● EXERCISE PROMPT: Copy all lines holding the word "this" from the entries.

------ DATA SUPPLIED

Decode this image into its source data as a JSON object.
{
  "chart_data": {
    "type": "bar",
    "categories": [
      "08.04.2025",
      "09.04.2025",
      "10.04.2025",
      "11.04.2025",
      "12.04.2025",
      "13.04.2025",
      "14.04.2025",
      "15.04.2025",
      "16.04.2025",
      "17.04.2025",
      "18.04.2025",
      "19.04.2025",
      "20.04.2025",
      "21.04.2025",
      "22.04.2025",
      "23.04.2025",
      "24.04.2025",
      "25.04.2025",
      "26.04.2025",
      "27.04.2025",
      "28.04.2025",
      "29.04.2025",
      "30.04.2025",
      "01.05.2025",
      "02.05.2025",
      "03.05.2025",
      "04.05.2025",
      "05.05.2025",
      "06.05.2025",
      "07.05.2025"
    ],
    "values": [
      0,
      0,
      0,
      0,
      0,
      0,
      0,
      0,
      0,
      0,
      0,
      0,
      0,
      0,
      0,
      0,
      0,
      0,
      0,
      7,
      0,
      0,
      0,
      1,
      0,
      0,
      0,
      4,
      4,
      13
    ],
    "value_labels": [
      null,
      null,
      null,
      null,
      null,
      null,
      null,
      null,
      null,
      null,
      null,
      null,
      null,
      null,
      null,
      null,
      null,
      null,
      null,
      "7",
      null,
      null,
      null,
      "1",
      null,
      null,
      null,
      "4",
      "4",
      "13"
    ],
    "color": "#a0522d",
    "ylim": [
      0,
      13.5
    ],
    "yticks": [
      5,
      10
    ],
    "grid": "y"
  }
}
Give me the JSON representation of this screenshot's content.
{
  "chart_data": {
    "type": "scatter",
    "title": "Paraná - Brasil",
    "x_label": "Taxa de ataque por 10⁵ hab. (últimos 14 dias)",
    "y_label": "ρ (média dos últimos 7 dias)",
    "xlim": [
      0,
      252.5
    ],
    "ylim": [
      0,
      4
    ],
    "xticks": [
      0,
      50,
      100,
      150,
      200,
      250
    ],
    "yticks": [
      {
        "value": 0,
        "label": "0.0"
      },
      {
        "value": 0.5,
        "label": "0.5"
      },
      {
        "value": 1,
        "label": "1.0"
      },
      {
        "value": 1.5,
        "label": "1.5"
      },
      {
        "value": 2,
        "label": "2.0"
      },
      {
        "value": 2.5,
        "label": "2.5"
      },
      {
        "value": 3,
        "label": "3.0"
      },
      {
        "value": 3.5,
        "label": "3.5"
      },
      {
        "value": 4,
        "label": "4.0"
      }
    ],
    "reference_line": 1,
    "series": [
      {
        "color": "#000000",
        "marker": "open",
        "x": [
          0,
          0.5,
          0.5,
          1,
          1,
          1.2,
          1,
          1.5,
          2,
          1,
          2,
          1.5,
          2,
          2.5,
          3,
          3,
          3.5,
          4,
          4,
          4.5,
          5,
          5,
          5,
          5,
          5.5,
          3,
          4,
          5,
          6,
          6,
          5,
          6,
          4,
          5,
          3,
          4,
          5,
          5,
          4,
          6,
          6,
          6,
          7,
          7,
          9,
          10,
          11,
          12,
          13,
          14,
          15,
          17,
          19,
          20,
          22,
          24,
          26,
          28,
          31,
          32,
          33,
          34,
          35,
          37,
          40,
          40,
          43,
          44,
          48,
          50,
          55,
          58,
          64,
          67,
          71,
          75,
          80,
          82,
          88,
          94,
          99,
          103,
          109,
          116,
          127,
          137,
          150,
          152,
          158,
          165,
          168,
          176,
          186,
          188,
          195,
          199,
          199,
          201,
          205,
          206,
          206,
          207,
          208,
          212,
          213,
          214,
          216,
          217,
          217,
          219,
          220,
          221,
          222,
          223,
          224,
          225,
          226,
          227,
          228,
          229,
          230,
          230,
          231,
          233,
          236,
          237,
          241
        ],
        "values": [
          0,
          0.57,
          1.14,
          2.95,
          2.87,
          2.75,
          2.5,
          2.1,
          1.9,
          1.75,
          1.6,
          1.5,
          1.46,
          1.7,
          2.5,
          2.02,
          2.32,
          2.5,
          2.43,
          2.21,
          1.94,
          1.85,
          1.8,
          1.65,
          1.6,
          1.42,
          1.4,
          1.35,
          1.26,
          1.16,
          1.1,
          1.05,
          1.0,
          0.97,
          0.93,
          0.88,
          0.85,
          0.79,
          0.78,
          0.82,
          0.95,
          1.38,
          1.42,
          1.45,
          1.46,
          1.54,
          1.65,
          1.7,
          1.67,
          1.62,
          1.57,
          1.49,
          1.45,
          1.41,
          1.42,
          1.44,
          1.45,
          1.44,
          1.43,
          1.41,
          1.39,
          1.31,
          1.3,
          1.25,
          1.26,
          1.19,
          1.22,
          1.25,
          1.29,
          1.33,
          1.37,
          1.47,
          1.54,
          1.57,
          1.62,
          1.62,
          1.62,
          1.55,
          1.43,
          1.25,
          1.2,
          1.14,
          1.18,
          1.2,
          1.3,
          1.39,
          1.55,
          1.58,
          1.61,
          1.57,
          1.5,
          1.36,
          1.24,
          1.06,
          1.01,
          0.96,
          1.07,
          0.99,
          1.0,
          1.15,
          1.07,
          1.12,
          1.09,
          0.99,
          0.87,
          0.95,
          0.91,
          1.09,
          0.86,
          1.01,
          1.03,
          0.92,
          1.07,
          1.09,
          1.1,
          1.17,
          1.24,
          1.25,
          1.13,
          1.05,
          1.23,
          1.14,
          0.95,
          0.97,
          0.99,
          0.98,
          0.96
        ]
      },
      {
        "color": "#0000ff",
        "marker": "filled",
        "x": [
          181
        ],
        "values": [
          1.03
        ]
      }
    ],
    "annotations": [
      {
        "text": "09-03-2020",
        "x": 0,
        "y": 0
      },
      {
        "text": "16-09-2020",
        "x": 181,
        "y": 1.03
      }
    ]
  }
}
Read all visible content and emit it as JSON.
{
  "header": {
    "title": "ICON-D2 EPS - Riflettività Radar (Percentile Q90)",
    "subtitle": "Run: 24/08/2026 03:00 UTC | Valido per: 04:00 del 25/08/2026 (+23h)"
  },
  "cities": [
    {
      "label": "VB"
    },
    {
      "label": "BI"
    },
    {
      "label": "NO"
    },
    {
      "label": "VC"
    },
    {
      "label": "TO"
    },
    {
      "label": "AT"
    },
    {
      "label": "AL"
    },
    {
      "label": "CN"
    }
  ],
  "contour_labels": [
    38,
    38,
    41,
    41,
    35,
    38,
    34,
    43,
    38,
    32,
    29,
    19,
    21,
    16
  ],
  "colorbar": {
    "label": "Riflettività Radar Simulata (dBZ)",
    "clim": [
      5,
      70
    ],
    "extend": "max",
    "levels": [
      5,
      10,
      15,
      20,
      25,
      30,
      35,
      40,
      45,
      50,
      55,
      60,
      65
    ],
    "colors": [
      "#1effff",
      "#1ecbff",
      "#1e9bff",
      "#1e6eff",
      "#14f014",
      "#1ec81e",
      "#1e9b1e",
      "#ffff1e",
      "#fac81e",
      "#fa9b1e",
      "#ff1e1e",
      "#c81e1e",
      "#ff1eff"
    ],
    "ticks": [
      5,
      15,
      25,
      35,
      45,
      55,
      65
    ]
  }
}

------------

● EXERCISE ANSWER:
Decode this image into its source data as a JSON object.
Give me the JSON representation of this screenshot's content.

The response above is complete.